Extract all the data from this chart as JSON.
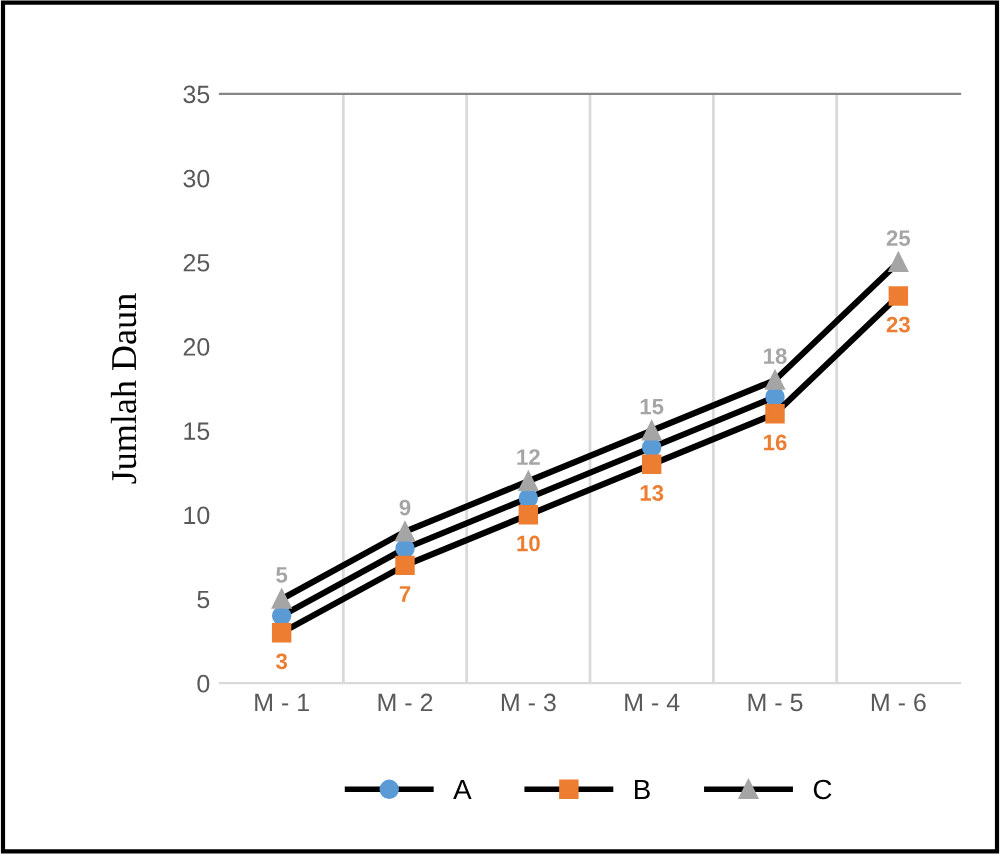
{
  "chart_data": {
    "type": "line",
    "ylabel": "Jumlah Daun",
    "categories": [
      "M - 1",
      "M - 2",
      "M - 3",
      "M - 4",
      "M - 5",
      "M - 6"
    ],
    "series": [
      {
        "name": "A",
        "color": "#5b9bd5",
        "marker": "circle",
        "values": [
          4,
          8,
          11,
          14,
          17,
          null
        ]
      },
      {
        "name": "B",
        "color": "#ed7d31",
        "marker": "square",
        "values": [
          3,
          7,
          10,
          13,
          16,
          23
        ],
        "value_labels": [
          "3",
          "7",
          "10",
          "13",
          "16",
          "23"
        ]
      },
      {
        "name": "C",
        "color": "#a5a5a5",
        "marker": "triangle",
        "values": [
          5,
          9,
          12,
          15,
          18,
          25
        ],
        "value_labels": [
          "5",
          "9",
          "12",
          "15",
          "18",
          "25"
        ]
      }
    ],
    "ylim": [
      0,
      35
    ],
    "yticks": [
      0,
      5,
      10,
      15,
      20,
      25,
      30,
      35
    ],
    "grid": "x",
    "legend": "bottom"
  }
}
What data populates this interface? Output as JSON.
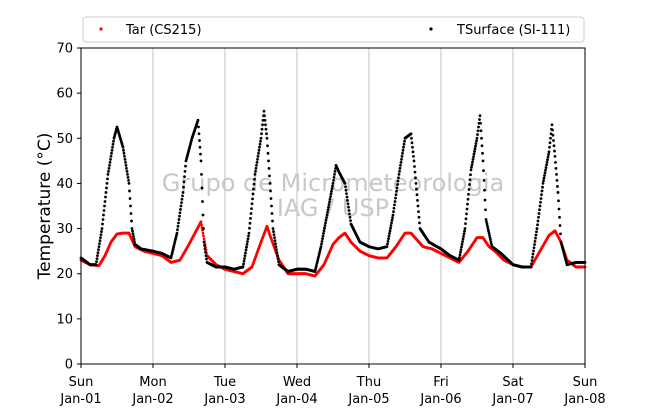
{
  "chart_data": {
    "type": "scatter",
    "ylabel": "Temperature (°C)",
    "ylim": [
      0,
      70
    ],
    "yticks": [
      "0",
      "10",
      "20",
      "30",
      "40",
      "50",
      "60",
      "70"
    ],
    "xlim": [
      "2017-01-01 00:00",
      "2017-01-08 00:00"
    ],
    "xticks": [
      {
        "day": "Sun",
        "date": "Jan-01"
      },
      {
        "day": "Mon",
        "date": "Jan-02"
      },
      {
        "day": "Tue",
        "date": "Jan-03"
      },
      {
        "day": "Wed",
        "date": "Jan-04"
      },
      {
        "day": "Thu",
        "date": "Jan-05"
      },
      {
        "day": "Fri",
        "date": "Jan-06"
      },
      {
        "day": "Sat",
        "date": "Jan-07"
      },
      {
        "day": "Sun",
        "date": "Jan-08"
      }
    ],
    "grid": "vertical",
    "legend_position": "top",
    "watermark": [
      "Grupo de Micrometeorologia",
      "IAG / USP"
    ],
    "series": [
      {
        "name": "Tar (CS215)",
        "color": "#ff0000",
        "points": [
          [
            "2017-01-01 00:00",
            23.0
          ],
          [
            "2017-01-01 03:00",
            22.0
          ],
          [
            "2017-01-01 06:00",
            21.8
          ],
          [
            "2017-01-01 08:00",
            24.0
          ],
          [
            "2017-01-01 10:00",
            27.0
          ],
          [
            "2017-01-01 12:00",
            28.8
          ],
          [
            "2017-01-01 14:00",
            29.0
          ],
          [
            "2017-01-01 16:00",
            29.0
          ],
          [
            "2017-01-01 18:00",
            26.0
          ],
          [
            "2017-01-01 21:00",
            25.0
          ],
          [
            "2017-01-02 00:00",
            24.5
          ],
          [
            "2017-01-02 03:00",
            24.0
          ],
          [
            "2017-01-02 06:00",
            22.5
          ],
          [
            "2017-01-02 09:00",
            23.0
          ],
          [
            "2017-01-02 12:00",
            26.5
          ],
          [
            "2017-01-02 14:00",
            29.0
          ],
          [
            "2017-01-02 16:00",
            31.5
          ],
          [
            "2017-01-02 18:00",
            24.0
          ],
          [
            "2017-01-02 21:00",
            22.0
          ],
          [
            "2017-01-03 00:00",
            21.0
          ],
          [
            "2017-01-03 03:00",
            20.5
          ],
          [
            "2017-01-03 06:00",
            20.0
          ],
          [
            "2017-01-03 09:00",
            21.5
          ],
          [
            "2017-01-03 12:00",
            27.0
          ],
          [
            "2017-01-03 14:00",
            30.5
          ],
          [
            "2017-01-03 15:00",
            28.5
          ],
          [
            "2017-01-03 18:00",
            23.0
          ],
          [
            "2017-01-03 21:00",
            20.0
          ],
          [
            "2017-01-04 00:00",
            20.0
          ],
          [
            "2017-01-04 03:00",
            20.0
          ],
          [
            "2017-01-04 06:00",
            19.5
          ],
          [
            "2017-01-04 09:00",
            22.0
          ],
          [
            "2017-01-04 12:00",
            26.5
          ],
          [
            "2017-01-04 14:00",
            28.0
          ],
          [
            "2017-01-04 16:00",
            29.0
          ],
          [
            "2017-01-04 18:00",
            27.0
          ],
          [
            "2017-01-04 21:00",
            25.0
          ],
          [
            "2017-01-05 00:00",
            24.0
          ],
          [
            "2017-01-05 03:00",
            23.5
          ],
          [
            "2017-01-05 06:00",
            23.5
          ],
          [
            "2017-01-05 09:00",
            26.0
          ],
          [
            "2017-01-05 12:00",
            29.0
          ],
          [
            "2017-01-05 14:00",
            29.0
          ],
          [
            "2017-01-05 16:00",
            27.5
          ],
          [
            "2017-01-05 18:00",
            26.0
          ],
          [
            "2017-01-05 21:00",
            25.5
          ],
          [
            "2017-01-06 00:00",
            24.5
          ],
          [
            "2017-01-06 03:00",
            23.5
          ],
          [
            "2017-01-06 06:00",
            22.5
          ],
          [
            "2017-01-06 09:00",
            25.0
          ],
          [
            "2017-01-06 12:00",
            28.0
          ],
          [
            "2017-01-06 14:00",
            28.0
          ],
          [
            "2017-01-06 16:00",
            26.0
          ],
          [
            "2017-01-06 18:00",
            25.0
          ],
          [
            "2017-01-06 21:00",
            23.0
          ],
          [
            "2017-01-07 00:00",
            22.0
          ],
          [
            "2017-01-07 03:00",
            21.5
          ],
          [
            "2017-01-07 06:00",
            21.5
          ],
          [
            "2017-01-07 09:00",
            25.0
          ],
          [
            "2017-01-07 12:00",
            28.5
          ],
          [
            "2017-01-07 14:00",
            29.5
          ],
          [
            "2017-01-07 16:00",
            27.0
          ],
          [
            "2017-01-07 18:00",
            23.0
          ],
          [
            "2017-01-07 21:00",
            21.5
          ],
          [
            "2017-01-08 00:00",
            21.5
          ]
        ]
      },
      {
        "name": "TSurface (SI-111)",
        "color": "#000000",
        "points": [
          [
            "2017-01-01 00:00",
            23.5
          ],
          [
            "2017-01-01 03:00",
            22.0
          ],
          [
            "2017-01-01 05:00",
            22.0
          ],
          [
            "2017-01-01 07:00",
            30.0
          ],
          [
            "2017-01-01 09:00",
            42.0
          ],
          [
            "2017-01-01 11:00",
            50.0
          ],
          [
            "2017-01-01 12:00",
            52.5
          ],
          [
            "2017-01-01 14:00",
            48.0
          ],
          [
            "2017-01-01 15:00",
            44.0
          ],
          [
            "2017-01-01 16:00",
            40.0
          ],
          [
            "2017-01-01 17:00",
            30.0
          ],
          [
            "2017-01-01 18:00",
            26.5
          ],
          [
            "2017-01-01 20:00",
            25.5
          ],
          [
            "2017-01-02 00:00",
            25.0
          ],
          [
            "2017-01-02 03:00",
            24.5
          ],
          [
            "2017-01-02 06:00",
            23.5
          ],
          [
            "2017-01-02 08:00",
            29.0
          ],
          [
            "2017-01-02 10:00",
            38.0
          ],
          [
            "2017-01-02 11:00",
            45.0
          ],
          [
            "2017-01-02 13:00",
            50.0
          ],
          [
            "2017-01-02 15:00",
            54.0
          ],
          [
            "2017-01-02 16:00",
            45.0
          ],
          [
            "2017-01-02 17:00",
            27.0
          ],
          [
            "2017-01-02 18:00",
            22.5
          ],
          [
            "2017-01-02 21:00",
            21.5
          ],
          [
            "2017-01-03 00:00",
            21.5
          ],
          [
            "2017-01-03 03:00",
            21.0
          ],
          [
            "2017-01-03 06:00",
            21.5
          ],
          [
            "2017-01-03 08:00",
            29.0
          ],
          [
            "2017-01-03 10:00",
            42.0
          ],
          [
            "2017-01-03 12:00",
            50.0
          ],
          [
            "2017-01-03 13:00",
            56.0
          ],
          [
            "2017-01-03 14:00",
            50.0
          ],
          [
            "2017-01-03 15:00",
            40.0
          ],
          [
            "2017-01-03 16:00",
            30.0
          ],
          [
            "2017-01-03 18:00",
            22.0
          ],
          [
            "2017-01-03 21:00",
            20.5
          ],
          [
            "2017-01-04 00:00",
            21.0
          ],
          [
            "2017-01-04 03:00",
            21.0
          ],
          [
            "2017-01-04 06:00",
            20.5
          ],
          [
            "2017-01-04 08:00",
            26.0
          ],
          [
            "2017-01-04 10:00",
            33.0
          ],
          [
            "2017-01-04 12:00",
            40.0
          ],
          [
            "2017-01-04 13:00",
            44.0
          ],
          [
            "2017-01-04 14:00",
            42.5
          ],
          [
            "2017-01-04 16:00",
            40.0
          ],
          [
            "2017-01-04 18:00",
            31.0
          ],
          [
            "2017-01-04 21:00",
            27.0
          ],
          [
            "2017-01-05 00:00",
            26.0
          ],
          [
            "2017-01-05 03:00",
            25.5
          ],
          [
            "2017-01-05 06:00",
            26.0
          ],
          [
            "2017-01-05 08:00",
            33.0
          ],
          [
            "2017-01-05 10:00",
            42.0
          ],
          [
            "2017-01-05 12:00",
            50.0
          ],
          [
            "2017-01-05 14:00",
            51.0
          ],
          [
            "2017-01-05 15:00",
            45.0
          ],
          [
            "2017-01-05 17:00",
            30.0
          ],
          [
            "2017-01-05 20:00",
            27.0
          ],
          [
            "2017-01-06 00:00",
            25.5
          ],
          [
            "2017-01-06 03:00",
            24.0
          ],
          [
            "2017-01-06 06:00",
            23.0
          ],
          [
            "2017-01-06 08:00",
            30.0
          ],
          [
            "2017-01-06 10:00",
            43.0
          ],
          [
            "2017-01-06 12:00",
            50.0
          ],
          [
            "2017-01-06 13:00",
            55.0
          ],
          [
            "2017-01-06 14:00",
            45.0
          ],
          [
            "2017-01-06 15:00",
            32.0
          ],
          [
            "2017-01-06 17:00",
            26.0
          ],
          [
            "2017-01-06 20:00",
            24.5
          ],
          [
            "2017-01-07 00:00",
            22.0
          ],
          [
            "2017-01-07 03:00",
            21.5
          ],
          [
            "2017-01-07 06:00",
            21.5
          ],
          [
            "2017-01-07 08:00",
            30.0
          ],
          [
            "2017-01-07 10:00",
            40.0
          ],
          [
            "2017-01-07 12:00",
            47.0
          ],
          [
            "2017-01-07 13:00",
            53.0
          ],
          [
            "2017-01-07 14:00",
            46.0
          ],
          [
            "2017-01-07 15:00",
            38.0
          ],
          [
            "2017-01-07 16:00",
            27.0
          ],
          [
            "2017-01-07 18:00",
            22.0
          ],
          [
            "2017-01-07 21:00",
            22.5
          ],
          [
            "2017-01-08 00:00",
            22.5
          ]
        ]
      }
    ]
  }
}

_What the task asks_
Find and count the lines of the data that include the string "marker", and report that figure by itself.

_Correct answer_
3